** Job **
Copy out every line in the entries below that includes "JSON".

** Exercise input **
Start

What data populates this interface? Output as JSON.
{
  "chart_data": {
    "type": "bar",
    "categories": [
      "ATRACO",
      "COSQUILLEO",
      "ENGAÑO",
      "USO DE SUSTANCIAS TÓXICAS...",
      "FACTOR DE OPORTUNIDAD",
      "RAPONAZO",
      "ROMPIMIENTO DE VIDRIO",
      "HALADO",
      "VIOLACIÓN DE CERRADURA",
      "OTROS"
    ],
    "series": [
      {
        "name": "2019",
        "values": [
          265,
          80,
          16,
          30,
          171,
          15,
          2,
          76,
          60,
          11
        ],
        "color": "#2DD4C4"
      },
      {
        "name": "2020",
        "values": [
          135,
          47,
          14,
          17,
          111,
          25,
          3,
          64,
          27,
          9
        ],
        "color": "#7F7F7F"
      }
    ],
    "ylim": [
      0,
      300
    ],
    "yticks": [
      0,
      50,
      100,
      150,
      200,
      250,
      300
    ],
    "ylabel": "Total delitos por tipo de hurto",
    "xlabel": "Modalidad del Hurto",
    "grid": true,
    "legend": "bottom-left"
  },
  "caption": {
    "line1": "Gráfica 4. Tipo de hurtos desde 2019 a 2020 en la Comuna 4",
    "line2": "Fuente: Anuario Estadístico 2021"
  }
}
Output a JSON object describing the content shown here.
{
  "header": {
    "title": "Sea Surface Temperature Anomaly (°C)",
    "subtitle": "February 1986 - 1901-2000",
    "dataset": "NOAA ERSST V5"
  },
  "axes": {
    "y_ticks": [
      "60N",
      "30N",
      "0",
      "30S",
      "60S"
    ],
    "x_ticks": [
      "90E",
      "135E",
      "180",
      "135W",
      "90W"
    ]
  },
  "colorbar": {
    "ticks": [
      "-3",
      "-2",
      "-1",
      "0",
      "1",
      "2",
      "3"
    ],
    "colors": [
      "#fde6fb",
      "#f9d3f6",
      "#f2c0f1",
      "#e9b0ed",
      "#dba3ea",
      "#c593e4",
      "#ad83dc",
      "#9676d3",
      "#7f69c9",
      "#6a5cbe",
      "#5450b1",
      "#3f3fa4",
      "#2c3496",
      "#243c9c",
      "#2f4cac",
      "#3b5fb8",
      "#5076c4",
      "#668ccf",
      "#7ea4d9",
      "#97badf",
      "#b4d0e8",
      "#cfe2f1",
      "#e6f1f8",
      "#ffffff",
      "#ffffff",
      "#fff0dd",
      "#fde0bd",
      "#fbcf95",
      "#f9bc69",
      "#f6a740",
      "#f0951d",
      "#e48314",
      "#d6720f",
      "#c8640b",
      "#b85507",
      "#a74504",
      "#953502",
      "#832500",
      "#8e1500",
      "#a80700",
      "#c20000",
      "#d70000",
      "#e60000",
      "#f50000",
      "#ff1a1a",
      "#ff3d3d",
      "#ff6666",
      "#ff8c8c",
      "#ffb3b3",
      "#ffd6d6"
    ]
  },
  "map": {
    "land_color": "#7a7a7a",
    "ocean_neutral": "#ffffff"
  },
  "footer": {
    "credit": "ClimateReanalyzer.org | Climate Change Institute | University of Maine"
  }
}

End

** Task solution **
What data populates this interface? Output as JSON.
Output a JSON object describing the content shown here.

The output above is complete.